● **DIRECTION**
Retype every line of the following material with no changes at all.

::: RECORD EXTRACTS :::

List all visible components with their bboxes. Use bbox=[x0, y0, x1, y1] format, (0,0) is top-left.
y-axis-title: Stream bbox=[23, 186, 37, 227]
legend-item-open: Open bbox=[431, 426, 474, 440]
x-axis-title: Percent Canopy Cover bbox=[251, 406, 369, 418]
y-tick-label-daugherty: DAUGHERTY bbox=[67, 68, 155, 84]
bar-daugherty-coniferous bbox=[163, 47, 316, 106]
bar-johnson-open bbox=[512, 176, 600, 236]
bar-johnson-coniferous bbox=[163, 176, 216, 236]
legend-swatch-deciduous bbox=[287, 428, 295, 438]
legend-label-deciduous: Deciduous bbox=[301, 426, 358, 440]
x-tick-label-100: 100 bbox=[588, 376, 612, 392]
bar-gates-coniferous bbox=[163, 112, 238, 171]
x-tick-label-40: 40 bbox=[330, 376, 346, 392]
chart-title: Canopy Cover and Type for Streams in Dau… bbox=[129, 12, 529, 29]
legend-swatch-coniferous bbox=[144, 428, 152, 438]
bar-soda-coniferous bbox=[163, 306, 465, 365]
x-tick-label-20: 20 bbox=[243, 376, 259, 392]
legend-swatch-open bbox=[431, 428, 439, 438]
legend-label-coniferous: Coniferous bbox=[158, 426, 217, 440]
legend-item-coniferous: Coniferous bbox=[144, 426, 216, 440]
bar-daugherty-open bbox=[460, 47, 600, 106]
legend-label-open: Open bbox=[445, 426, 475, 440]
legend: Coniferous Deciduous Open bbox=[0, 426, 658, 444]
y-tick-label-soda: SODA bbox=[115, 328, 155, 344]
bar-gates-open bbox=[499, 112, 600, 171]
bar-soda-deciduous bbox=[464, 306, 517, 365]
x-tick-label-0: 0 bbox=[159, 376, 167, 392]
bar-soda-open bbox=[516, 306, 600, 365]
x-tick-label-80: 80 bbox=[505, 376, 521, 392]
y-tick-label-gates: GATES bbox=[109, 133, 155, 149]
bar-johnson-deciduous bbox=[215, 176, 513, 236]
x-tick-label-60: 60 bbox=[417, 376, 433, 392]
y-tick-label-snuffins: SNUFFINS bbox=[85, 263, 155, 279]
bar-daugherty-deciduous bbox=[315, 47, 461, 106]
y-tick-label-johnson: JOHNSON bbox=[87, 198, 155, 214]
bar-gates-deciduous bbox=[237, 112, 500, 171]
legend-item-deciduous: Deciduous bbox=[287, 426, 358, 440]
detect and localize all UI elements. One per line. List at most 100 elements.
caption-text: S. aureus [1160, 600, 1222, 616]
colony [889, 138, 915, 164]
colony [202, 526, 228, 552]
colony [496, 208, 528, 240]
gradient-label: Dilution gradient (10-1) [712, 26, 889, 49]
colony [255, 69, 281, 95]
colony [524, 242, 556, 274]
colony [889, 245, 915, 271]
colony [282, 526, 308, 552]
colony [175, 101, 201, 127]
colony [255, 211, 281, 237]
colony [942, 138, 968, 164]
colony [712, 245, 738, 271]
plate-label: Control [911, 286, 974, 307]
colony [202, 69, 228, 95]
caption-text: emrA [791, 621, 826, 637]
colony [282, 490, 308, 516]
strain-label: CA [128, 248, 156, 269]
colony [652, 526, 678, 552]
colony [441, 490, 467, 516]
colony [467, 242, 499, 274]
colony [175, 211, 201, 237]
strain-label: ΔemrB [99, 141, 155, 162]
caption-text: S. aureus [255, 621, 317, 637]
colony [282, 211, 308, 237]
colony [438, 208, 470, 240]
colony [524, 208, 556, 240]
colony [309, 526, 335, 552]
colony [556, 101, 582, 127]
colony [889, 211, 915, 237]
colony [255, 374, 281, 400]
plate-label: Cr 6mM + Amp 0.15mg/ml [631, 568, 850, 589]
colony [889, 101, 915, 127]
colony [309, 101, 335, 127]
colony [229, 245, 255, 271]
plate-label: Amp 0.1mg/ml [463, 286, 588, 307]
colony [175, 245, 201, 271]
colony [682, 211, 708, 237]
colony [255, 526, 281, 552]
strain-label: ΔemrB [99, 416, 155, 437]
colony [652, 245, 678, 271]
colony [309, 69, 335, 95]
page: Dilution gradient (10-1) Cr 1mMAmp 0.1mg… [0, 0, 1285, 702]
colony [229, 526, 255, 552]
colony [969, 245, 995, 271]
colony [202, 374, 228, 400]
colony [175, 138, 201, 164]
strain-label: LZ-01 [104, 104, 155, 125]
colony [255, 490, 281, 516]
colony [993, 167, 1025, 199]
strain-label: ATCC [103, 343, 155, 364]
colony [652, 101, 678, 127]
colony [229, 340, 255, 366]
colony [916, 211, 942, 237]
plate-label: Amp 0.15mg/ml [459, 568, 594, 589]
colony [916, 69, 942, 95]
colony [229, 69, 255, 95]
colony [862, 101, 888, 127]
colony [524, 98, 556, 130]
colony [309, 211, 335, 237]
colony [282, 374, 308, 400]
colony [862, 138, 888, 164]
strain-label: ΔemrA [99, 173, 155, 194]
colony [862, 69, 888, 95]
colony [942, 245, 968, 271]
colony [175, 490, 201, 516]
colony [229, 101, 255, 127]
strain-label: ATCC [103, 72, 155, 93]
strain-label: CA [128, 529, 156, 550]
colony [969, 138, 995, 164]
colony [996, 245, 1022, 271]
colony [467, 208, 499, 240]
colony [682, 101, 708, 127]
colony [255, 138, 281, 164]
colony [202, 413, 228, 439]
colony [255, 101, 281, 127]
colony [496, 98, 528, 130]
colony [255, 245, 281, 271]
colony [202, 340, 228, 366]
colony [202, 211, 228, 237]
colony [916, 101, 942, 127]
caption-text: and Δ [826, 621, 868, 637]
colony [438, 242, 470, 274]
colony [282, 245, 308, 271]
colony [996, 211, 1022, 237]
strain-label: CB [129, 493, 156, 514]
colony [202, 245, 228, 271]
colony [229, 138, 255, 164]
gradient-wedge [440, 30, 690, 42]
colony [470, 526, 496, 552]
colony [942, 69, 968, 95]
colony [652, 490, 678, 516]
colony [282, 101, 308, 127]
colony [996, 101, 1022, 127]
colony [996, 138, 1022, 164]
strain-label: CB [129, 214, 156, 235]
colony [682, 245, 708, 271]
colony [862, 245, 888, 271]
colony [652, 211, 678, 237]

:::

● **EXPECTED ANSWER**
List all visible components with their bboxes. Use bbox=[x0, y0, x1, y1] format, (0,0) is top-left.
y-axis-title: Stream bbox=[23, 186, 37, 227]
legend-item-open: Open bbox=[431, 426, 474, 440]
x-axis-title: Percent Canopy Cover bbox=[251, 406, 369, 418]
y-tick-label-daugherty: DAUGHERTY bbox=[67, 68, 155, 84]
bar-daugherty-coniferous bbox=[163, 47, 316, 106]
bar-johnson-open bbox=[512, 176, 600, 236]
bar-johnson-coniferous bbox=[163, 176, 216, 236]
legend-swatch-deciduous bbox=[287, 428, 295, 438]
legend-label-deciduous: Deciduous bbox=[301, 426, 358, 440]
x-tick-label-100: 100 bbox=[588, 376, 612, 392]
bar-gates-coniferous bbox=[163, 112, 238, 171]
x-tick-label-40: 40 bbox=[330, 376, 346, 392]
chart-title: Canopy Cover and Type for Streams in Dau… bbox=[129, 12, 529, 29]
legend-swatch-coniferous bbox=[144, 428, 152, 438]
bar-soda-coniferous bbox=[163, 306, 465, 365]
x-tick-label-20: 20 bbox=[243, 376, 259, 392]
legend-swatch-open bbox=[431, 428, 439, 438]
legend-label-coniferous: Coniferous bbox=[158, 426, 217, 440]
legend-item-coniferous: Coniferous bbox=[144, 426, 216, 440]
bar-daugherty-open bbox=[460, 47, 600, 106]
legend-label-open: Open bbox=[445, 426, 475, 440]
legend: Coniferous Deciduous Open bbox=[0, 426, 658, 444]
y-tick-label-soda: SODA bbox=[115, 328, 155, 344]
bar-gates-open bbox=[499, 112, 600, 171]
bar-soda-deciduous bbox=[464, 306, 517, 365]
x-tick-label-0: 0 bbox=[159, 376, 167, 392]
bar-soda-open bbox=[516, 306, 600, 365]
x-tick-label-80: 80 bbox=[505, 376, 521, 392]
y-tick-label-gates: GATES bbox=[109, 133, 155, 149]
bar-johnson-deciduous bbox=[215, 176, 513, 236]
x-tick-label-60: 60 bbox=[417, 376, 433, 392]
y-tick-label-snuffins: SNUFFINS bbox=[85, 263, 155, 279]
bar-daugherty-deciduous bbox=[315, 47, 461, 106]
y-tick-label-johnson: JOHNSON bbox=[87, 198, 155, 214]
bar-gates-deciduous bbox=[237, 112, 500, 171]
legend-item-deciduous: Deciduous bbox=[287, 426, 358, 440]
detect and localize all UI elements. One per line. List at most 100 elements.
caption-text: S. aureus [1160, 600, 1222, 616]
colony [889, 138, 915, 164]
colony [202, 526, 228, 552]
colony [496, 208, 528, 240]
gradient-label: Dilution gradient (10-1) [712, 26, 889, 49]
colony [255, 69, 281, 95]
colony [524, 242, 556, 274]
colony [889, 245, 915, 271]
colony [282, 526, 308, 552]
colony [175, 101, 201, 127]
colony [255, 211, 281, 237]
colony [942, 138, 968, 164]
colony [712, 245, 738, 271]
plate-label: Control [911, 286, 974, 307]
colony [202, 69, 228, 95]
caption-text: emrA [791, 621, 826, 637]
colony [282, 490, 308, 516]
strain-label: CA [128, 248, 156, 269]
colony [652, 526, 678, 552]
colony [441, 490, 467, 516]
colony [467, 242, 499, 274]
colony [175, 211, 201, 237]
strain-label: ΔemrB [99, 141, 155, 162]
caption-text: S. aureus [255, 621, 317, 637]
colony [282, 211, 308, 237]
colony [438, 208, 470, 240]
colony [524, 208, 556, 240]
colony [309, 526, 335, 552]
colony [556, 101, 582, 127]
colony [889, 211, 915, 237]
colony [255, 374, 281, 400]
plate-label: Cr 6mM + Amp 0.15mg/ml [631, 568, 850, 589]
colony [889, 101, 915, 127]
colony [309, 101, 335, 127]
colony [229, 245, 255, 271]
plate-label: Amp 0.1mg/ml [463, 286, 588, 307]
colony [175, 245, 201, 271]
colony [682, 211, 708, 237]
colony [255, 526, 281, 552]
strain-label: ΔemrB [99, 416, 155, 437]
colony [652, 245, 678, 271]
colony [309, 69, 335, 95]
page: Dilution gradient (10-1) Cr 1mMAmp 0.1mg… [0, 0, 1285, 702]
colony [229, 526, 255, 552]
colony [969, 245, 995, 271]
colony [202, 374, 228, 400]
colony [175, 138, 201, 164]
strain-label: LZ-01 [104, 104, 155, 125]
colony [255, 490, 281, 516]
colony [993, 167, 1025, 199]
strain-label: ATCC [103, 343, 155, 364]
colony [652, 101, 678, 127]
colony [229, 340, 255, 366]
colony [916, 211, 942, 237]
plate-label: Amp 0.15mg/ml [459, 568, 594, 589]
colony [916, 69, 942, 95]
colony [229, 69, 255, 95]
colony [862, 101, 888, 127]
colony [524, 98, 556, 130]
colony [309, 211, 335, 237]
colony [282, 374, 308, 400]
colony [862, 138, 888, 164]
strain-label: ΔemrA [99, 173, 155, 194]
colony [862, 69, 888, 95]
colony [942, 245, 968, 271]
colony [175, 490, 201, 516]
colony [229, 101, 255, 127]
strain-label: ATCC [103, 72, 155, 93]
strain-label: CA [128, 529, 156, 550]
colony [969, 138, 995, 164]
colony [996, 245, 1022, 271]
colony [467, 208, 499, 240]
colony [682, 101, 708, 127]
colony [255, 138, 281, 164]
colony [202, 413, 228, 439]
colony [255, 101, 281, 127]
colony [496, 98, 528, 130]
colony [255, 245, 281, 271]
colony [202, 340, 228, 366]
colony [202, 211, 228, 237]
colony [916, 101, 942, 127]
caption-text: and Δ [826, 621, 868, 637]
colony [438, 242, 470, 274]
colony [282, 245, 308, 271]
colony [996, 211, 1022, 237]
strain-label: CB [129, 493, 156, 514]
colony [202, 245, 228, 271]
colony [229, 138, 255, 164]
gradient-wedge [440, 30, 690, 42]
colony [470, 526, 496, 552]
colony [942, 69, 968, 95]
colony [652, 490, 678, 516]
colony [282, 101, 308, 127]
colony [996, 101, 1022, 127]
colony [996, 138, 1022, 164]
strain-label: CB [129, 214, 156, 235]
colony [682, 245, 708, 271]
colony [862, 245, 888, 271]
colony [652, 211, 678, 237]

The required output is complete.